=== REQUIRED WORK ===
Copy the lines in every one of the records below word for word.

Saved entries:
************
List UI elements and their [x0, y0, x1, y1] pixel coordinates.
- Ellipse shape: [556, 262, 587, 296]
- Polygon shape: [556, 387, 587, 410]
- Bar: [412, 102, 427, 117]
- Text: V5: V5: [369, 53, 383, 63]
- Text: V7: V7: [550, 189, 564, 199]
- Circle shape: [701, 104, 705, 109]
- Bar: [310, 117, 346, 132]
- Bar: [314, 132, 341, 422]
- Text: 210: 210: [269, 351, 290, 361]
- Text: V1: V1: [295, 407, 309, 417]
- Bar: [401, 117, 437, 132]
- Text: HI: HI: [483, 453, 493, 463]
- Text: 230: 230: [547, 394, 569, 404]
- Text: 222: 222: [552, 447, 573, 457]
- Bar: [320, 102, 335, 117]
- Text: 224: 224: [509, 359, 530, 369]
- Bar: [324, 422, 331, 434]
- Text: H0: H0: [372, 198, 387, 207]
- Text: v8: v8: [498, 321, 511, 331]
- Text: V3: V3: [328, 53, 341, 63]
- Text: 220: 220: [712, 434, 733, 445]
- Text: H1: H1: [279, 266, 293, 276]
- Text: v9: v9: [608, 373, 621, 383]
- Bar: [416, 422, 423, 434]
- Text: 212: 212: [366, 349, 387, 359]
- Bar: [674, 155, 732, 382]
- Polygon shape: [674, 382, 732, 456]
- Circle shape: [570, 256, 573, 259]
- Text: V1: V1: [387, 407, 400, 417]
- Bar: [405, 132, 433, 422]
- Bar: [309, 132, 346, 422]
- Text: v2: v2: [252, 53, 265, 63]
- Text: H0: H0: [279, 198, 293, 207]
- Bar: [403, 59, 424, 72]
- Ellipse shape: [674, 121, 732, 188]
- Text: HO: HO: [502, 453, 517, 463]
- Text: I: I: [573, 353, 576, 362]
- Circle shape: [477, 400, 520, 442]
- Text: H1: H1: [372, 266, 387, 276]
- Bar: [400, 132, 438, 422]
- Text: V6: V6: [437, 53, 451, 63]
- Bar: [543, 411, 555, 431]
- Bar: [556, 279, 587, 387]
************
=== FINAL RESULT ===
List UI elements and their [x0, y0, x1, y1] pixel coordinates.
- Ellipse shape: [556, 262, 587, 296]
- Polygon shape: [556, 387, 587, 410]
- Bar: [412, 102, 427, 117]
- Text: V5: V5: [369, 53, 383, 63]
- Text: V7: V7: [550, 189, 564, 199]
- Circle shape: [701, 104, 705, 109]
- Bar: [310, 117, 346, 132]
- Bar: [314, 132, 341, 422]
- Text: 210: 210: [269, 351, 290, 361]
- Text: V1: V1: [295, 407, 309, 417]
- Bar: [401, 117, 437, 132]
- Text: HI: HI: [483, 453, 493, 463]
- Text: 230: 230: [547, 394, 569, 404]
- Text: 222: 222: [552, 447, 573, 457]
- Bar: [320, 102, 335, 117]
- Text: 224: 224: [509, 359, 530, 369]
- Bar: [324, 422, 331, 434]
- Text: H0: H0: [372, 198, 387, 207]
- Text: v8: v8: [498, 321, 511, 331]
- Text: V3: V3: [328, 53, 341, 63]
- Text: 220: 220: [712, 434, 733, 445]
- Text: H1: H1: [279, 266, 293, 276]
- Text: v9: v9: [608, 373, 621, 383]
- Bar: [416, 422, 423, 434]
- Text: 212: 212: [366, 349, 387, 359]
- Bar: [674, 155, 732, 382]
- Polygon shape: [674, 382, 732, 456]
- Circle shape: [570, 256, 573, 259]
- Text: V1: V1: [387, 407, 400, 417]
- Bar: [405, 132, 433, 422]
- Bar: [309, 132, 346, 422]
- Text: v2: v2: [252, 53, 265, 63]
- Text: H0: H0: [279, 198, 293, 207]
- Bar: [403, 59, 424, 72]
- Ellipse shape: [674, 121, 732, 188]
- Text: HO: HO: [502, 453, 517, 463]
- Text: I: I: [573, 353, 576, 362]
- Circle shape: [477, 400, 520, 442]
- Text: H1: H1: [372, 266, 387, 276]
- Bar: [400, 132, 438, 422]
- Text: V6: V6: [437, 53, 451, 63]
- Bar: [543, 411, 555, 431]
- Bar: [556, 279, 587, 387]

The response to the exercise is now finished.